##### RECORDS TO PROCESS

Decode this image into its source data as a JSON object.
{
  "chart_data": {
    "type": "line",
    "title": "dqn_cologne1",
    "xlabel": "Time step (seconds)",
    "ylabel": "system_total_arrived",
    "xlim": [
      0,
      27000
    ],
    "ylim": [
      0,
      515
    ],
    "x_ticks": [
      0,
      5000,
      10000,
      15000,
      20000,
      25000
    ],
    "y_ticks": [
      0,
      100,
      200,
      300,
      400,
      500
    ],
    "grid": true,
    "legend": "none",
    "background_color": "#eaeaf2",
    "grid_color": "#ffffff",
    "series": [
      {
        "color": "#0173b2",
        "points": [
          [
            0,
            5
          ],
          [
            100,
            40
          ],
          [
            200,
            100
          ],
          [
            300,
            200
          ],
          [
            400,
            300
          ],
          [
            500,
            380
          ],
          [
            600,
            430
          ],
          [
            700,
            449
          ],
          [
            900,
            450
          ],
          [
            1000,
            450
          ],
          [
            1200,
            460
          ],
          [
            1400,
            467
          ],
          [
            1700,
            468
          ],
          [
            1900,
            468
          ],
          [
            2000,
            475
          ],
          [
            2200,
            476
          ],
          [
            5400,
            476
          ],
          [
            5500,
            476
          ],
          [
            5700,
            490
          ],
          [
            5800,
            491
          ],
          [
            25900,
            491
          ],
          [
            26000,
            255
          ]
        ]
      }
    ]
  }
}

##########

REQUIRED WORK: Write out every line of the material again, exactly as it reads.

ANSWER:
Decode this image into its source data as a JSON object.
{
  "chart_data": {
    "type": "line",
    "title": "dqn_cologne1",
    "xlabel": "Time step (seconds)",
    "ylabel": "system_total_arrived",
    "xlim": [
      0,
      27000
    ],
    "ylim": [
      0,
      515
    ],
    "x_ticks": [
      0,
      5000,
      10000,
      15000,
      20000,
      25000
    ],
    "y_ticks": [
      0,
      100,
      200,
      300,
      400,
      500
    ],
    "grid": true,
    "legend": "none",
    "background_color": "#eaeaf2",
    "grid_color": "#ffffff",
    "series": [
      {
        "color": "#0173b2",
        "points": [
          [
            0,
            5
          ],
          [
            100,
            40
          ],
          [
            200,
            100
          ],
          [
            300,
            200
          ],
          [
            400,
            300
          ],
          [
            500,
            380
          ],
          [
            600,
            430
          ],
          [
            700,
            449
          ],
          [
            900,
            450
          ],
          [
            1000,
            450
          ],
          [
            1200,
            460
          ],
          [
            1400,
            467
          ],
          [
            1700,
            468
          ],
          [
            1900,
            468
          ],
          [
            2000,
            475
          ],
          [
            2200,
            476
          ],
          [
            5400,
            476
          ],
          [
            5500,
            476
          ],
          [
            5700,
            490
          ],
          [
            5800,
            491
          ],
          [
            25900,
            491
          ],
          [
            26000,
            255
          ]
        ]
      }
    ]
  }
}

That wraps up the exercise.